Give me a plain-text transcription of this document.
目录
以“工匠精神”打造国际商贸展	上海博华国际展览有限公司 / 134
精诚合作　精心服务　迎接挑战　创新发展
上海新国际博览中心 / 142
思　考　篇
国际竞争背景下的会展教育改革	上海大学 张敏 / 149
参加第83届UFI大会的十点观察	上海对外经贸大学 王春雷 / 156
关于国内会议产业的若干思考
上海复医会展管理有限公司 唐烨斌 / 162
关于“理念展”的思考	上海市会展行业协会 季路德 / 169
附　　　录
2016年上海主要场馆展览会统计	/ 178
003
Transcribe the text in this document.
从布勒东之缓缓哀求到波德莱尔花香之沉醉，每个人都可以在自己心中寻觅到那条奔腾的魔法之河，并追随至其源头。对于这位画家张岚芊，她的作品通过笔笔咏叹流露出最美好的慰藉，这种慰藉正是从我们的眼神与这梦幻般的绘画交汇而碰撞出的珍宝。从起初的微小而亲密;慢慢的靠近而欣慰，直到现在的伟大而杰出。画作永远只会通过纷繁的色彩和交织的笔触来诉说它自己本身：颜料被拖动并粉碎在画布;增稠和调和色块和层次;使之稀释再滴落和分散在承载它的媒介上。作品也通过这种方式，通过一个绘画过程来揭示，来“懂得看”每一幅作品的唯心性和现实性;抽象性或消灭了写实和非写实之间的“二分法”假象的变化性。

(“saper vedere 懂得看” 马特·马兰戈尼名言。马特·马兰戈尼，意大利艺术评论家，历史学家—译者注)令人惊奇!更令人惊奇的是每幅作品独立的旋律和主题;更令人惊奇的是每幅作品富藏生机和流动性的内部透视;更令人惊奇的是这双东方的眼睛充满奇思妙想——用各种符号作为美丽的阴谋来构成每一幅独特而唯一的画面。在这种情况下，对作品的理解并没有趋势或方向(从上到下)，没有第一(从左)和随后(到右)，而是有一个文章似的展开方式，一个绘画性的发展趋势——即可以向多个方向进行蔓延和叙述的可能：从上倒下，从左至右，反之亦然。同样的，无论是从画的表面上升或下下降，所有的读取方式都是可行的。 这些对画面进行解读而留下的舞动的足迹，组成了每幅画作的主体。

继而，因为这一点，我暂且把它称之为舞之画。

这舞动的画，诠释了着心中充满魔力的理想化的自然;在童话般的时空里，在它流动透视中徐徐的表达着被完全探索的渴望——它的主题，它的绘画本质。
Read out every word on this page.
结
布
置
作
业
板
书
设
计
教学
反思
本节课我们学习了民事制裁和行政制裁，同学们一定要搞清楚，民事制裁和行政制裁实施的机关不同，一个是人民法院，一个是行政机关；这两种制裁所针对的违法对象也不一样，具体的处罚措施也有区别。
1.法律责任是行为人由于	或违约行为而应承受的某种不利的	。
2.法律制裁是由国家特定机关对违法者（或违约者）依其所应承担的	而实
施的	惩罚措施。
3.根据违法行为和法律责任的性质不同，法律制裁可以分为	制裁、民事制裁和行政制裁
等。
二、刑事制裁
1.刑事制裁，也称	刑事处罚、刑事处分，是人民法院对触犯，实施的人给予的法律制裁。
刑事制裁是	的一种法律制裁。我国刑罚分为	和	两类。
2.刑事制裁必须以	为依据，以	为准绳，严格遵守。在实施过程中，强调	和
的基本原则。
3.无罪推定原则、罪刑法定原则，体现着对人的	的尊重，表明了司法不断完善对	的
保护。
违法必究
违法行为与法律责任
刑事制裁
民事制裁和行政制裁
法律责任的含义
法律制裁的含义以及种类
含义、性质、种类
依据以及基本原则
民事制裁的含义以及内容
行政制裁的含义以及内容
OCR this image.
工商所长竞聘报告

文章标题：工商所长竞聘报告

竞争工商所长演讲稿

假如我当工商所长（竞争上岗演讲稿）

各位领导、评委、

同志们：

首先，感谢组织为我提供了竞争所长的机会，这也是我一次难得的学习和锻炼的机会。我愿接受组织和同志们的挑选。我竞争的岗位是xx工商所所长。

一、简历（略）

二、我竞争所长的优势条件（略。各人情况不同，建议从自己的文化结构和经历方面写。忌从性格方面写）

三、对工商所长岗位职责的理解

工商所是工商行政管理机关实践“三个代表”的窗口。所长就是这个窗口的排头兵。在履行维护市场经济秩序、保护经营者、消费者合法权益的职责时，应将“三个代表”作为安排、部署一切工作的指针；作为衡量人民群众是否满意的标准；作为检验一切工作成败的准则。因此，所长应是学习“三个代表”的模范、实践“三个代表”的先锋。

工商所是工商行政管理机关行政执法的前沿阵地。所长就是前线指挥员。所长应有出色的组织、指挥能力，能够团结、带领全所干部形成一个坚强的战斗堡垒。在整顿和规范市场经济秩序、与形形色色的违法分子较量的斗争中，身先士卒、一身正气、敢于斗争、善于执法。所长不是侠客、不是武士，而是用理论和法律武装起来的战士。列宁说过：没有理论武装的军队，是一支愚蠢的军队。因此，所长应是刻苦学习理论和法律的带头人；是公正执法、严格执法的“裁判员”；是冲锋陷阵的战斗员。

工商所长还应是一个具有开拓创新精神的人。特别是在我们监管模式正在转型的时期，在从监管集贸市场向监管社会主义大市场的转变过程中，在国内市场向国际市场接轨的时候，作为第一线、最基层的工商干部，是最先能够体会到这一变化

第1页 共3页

================================

(Goal) Copy each line above that contains the string "this".

(Final result)
Give me a plain-text transcription of this document.
Transcribe the text in this document.
Read out every word on this page.
OCR this image.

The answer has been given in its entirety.